begin
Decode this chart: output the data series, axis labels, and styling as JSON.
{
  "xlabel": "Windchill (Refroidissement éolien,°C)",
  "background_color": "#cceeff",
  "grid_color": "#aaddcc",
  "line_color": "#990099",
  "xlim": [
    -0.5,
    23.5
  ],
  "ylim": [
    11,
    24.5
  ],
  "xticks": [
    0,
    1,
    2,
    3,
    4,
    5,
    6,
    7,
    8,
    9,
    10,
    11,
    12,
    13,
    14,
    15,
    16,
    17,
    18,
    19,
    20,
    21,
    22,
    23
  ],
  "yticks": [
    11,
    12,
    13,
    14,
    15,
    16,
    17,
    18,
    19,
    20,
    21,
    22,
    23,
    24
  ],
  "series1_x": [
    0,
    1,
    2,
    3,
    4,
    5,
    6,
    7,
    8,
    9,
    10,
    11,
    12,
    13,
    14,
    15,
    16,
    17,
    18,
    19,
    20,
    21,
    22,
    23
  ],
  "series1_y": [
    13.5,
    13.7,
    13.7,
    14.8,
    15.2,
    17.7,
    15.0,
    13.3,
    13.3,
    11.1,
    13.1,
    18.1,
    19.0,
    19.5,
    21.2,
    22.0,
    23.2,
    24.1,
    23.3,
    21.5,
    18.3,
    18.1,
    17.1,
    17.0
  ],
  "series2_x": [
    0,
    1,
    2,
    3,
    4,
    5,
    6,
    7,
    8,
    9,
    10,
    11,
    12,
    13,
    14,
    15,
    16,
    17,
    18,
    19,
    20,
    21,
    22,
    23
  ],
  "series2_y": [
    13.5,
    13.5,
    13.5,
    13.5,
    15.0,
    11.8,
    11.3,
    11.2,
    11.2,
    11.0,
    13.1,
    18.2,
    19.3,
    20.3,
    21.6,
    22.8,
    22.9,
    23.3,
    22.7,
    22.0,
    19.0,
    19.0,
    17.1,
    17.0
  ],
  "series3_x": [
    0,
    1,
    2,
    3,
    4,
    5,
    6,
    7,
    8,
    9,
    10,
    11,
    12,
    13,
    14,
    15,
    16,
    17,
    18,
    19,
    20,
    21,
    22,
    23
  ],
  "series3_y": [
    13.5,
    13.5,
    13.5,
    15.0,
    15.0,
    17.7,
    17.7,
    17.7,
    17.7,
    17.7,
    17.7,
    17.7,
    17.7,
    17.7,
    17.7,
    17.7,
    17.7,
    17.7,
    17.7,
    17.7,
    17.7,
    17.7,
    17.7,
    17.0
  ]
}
end
EXERCISE PROMPT :: Copy out every line of the data above, exactly as given.

COMPLETED TASK ::
Decode this chart: output the data series, axis labels, and styling as JSON.
{
  "xlabel": "Windchill (Refroidissement éolien,°C)",
  "background_color": "#cceeff",
  "grid_color": "#aaddcc",
  "line_color": "#990099",
  "xlim": [
    -0.5,
    23.5
  ],
  "ylim": [
    11,
    24.5
  ],
  "xticks": [
    0,
    1,
    2,
    3,
    4,
    5,
    6,
    7,
    8,
    9,
    10,
    11,
    12,
    13,
    14,
    15,
    16,
    17,
    18,
    19,
    20,
    21,
    22,
    23
  ],
  "yticks": [
    11,
    12,
    13,
    14,
    15,
    16,
    17,
    18,
    19,
    20,
    21,
    22,
    23,
    24
  ],
  "series1_x": [
    0,
    1,
    2,
    3,
    4,
    5,
    6,
    7,
    8,
    9,
    10,
    11,
    12,
    13,
    14,
    15,
    16,
    17,
    18,
    19,
    20,
    21,
    22,
    23
  ],
  "series1_y": [
    13.5,
    13.7,
    13.7,
    14.8,
    15.2,
    17.7,
    15.0,
    13.3,
    13.3,
    11.1,
    13.1,
    18.1,
    19.0,
    19.5,
    21.2,
    22.0,
    23.2,
    24.1,
    23.3,
    21.5,
    18.3,
    18.1,
    17.1,
    17.0
  ],
  "series2_x": [
    0,
    1,
    2,
    3,
    4,
    5,
    6,
    7,
    8,
    9,
    10,
    11,
    12,
    13,
    14,
    15,
    16,
    17,
    18,
    19,
    20,
    21,
    22,
    23
  ],
  "series2_y": [
    13.5,
    13.5,
    13.5,
    13.5,
    15.0,
    11.8,
    11.3,
    11.2,
    11.2,
    11.0,
    13.1,
    18.2,
    19.3,
    20.3,
    21.6,
    22.8,
    22.9,
    23.3,
    22.7,
    22.0,
    19.0,
    19.0,
    17.1,
    17.0
  ],
  "series3_x": [
    0,
    1,
    2,
    3,
    4,
    5,
    6,
    7,
    8,
    9,
    10,
    11,
    12,
    13,
    14,
    15,
    16,
    17,
    18,
    19,
    20,
    21,
    22,
    23
  ],
  "series3_y": [
    13.5,
    13.5,
    13.5,
    15.0,
    15.0,
    17.7,
    17.7,
    17.7,
    17.7,
    17.7,
    17.7,
    17.7,
    17.7,
    17.7,
    17.7,
    17.7,
    17.7,
    17.7,
    17.7,
    17.7,
    17.7,
    17.7,
    17.7,
    17.0
  ]
}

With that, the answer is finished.